• **What to work on**:
Transcribe the records in full, keeping every character as it is.

Data listing
-------

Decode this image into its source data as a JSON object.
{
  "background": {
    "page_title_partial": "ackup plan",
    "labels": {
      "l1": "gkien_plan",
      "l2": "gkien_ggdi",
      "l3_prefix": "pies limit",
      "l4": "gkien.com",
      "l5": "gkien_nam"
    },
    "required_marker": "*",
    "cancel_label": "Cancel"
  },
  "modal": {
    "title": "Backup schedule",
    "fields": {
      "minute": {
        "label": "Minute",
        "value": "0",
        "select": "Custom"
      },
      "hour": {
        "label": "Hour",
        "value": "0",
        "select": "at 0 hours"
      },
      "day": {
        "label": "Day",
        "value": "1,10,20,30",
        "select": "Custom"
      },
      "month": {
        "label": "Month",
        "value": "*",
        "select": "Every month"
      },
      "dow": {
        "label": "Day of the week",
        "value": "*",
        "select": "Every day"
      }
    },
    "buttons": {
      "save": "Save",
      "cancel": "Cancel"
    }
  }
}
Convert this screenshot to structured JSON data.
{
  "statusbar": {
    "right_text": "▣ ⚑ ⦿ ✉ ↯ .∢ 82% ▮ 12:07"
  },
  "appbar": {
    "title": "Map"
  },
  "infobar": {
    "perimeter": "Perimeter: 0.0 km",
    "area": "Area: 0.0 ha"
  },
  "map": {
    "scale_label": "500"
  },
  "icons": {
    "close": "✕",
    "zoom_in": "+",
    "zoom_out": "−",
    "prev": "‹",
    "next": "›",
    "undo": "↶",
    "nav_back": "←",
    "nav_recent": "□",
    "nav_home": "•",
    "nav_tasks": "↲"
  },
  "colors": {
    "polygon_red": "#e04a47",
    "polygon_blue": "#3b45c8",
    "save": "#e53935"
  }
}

-------

• **Answer to the problem**:
Decode this image into its source data as a JSON object.
{
  "background": {
    "page_title_partial": "ackup plan",
    "labels": {
      "l1": "gkien_plan",
      "l2": "gkien_ggdi",
      "l3_prefix": "pies limit",
      "l4": "gkien.com",
      "l5": "gkien_nam"
    },
    "required_marker": "*",
    "cancel_label": "Cancel"
  },
  "modal": {
    "title": "Backup schedule",
    "fields": {
      "minute": {
        "label": "Minute",
        "value": "0",
        "select": "Custom"
      },
      "hour": {
        "label": "Hour",
        "value": "0",
        "select": "at 0 hours"
      },
      "day": {
        "label": "Day",
        "value": "1,10,20,30",
        "select": "Custom"
      },
      "month": {
        "label": "Month",
        "value": "*",
        "select": "Every month"
      },
      "dow": {
        "label": "Day of the week",
        "value": "*",
        "select": "Every day"
      }
    },
    "buttons": {
      "save": "Save",
      "cancel": "Cancel"
    }
  }
}
Convert this screenshot to structured JSON data.
{
  "statusbar": {
    "right_text": "▣ ⚑ ⦿ ✉ ↯ .∢ 82% ▮ 12:07"
  },
  "appbar": {
    "title": "Map"
  },
  "infobar": {
    "perimeter": "Perimeter: 0.0 km",
    "area": "Area: 0.0 ha"
  },
  "map": {
    "scale_label": "500"
  },
  "icons": {
    "close": "✕",
    "zoom_in": "+",
    "zoom_out": "−",
    "prev": "‹",
    "next": "›",
    "undo": "↶",
    "nav_back": "←",
    "nav_recent": "□",
    "nav_home": "•",
    "nav_tasks": "↲"
  },
  "colors": {
    "polygon_red": "#e04a47",
    "polygon_blue": "#3b45c8",
    "save": "#e53935"
  }
}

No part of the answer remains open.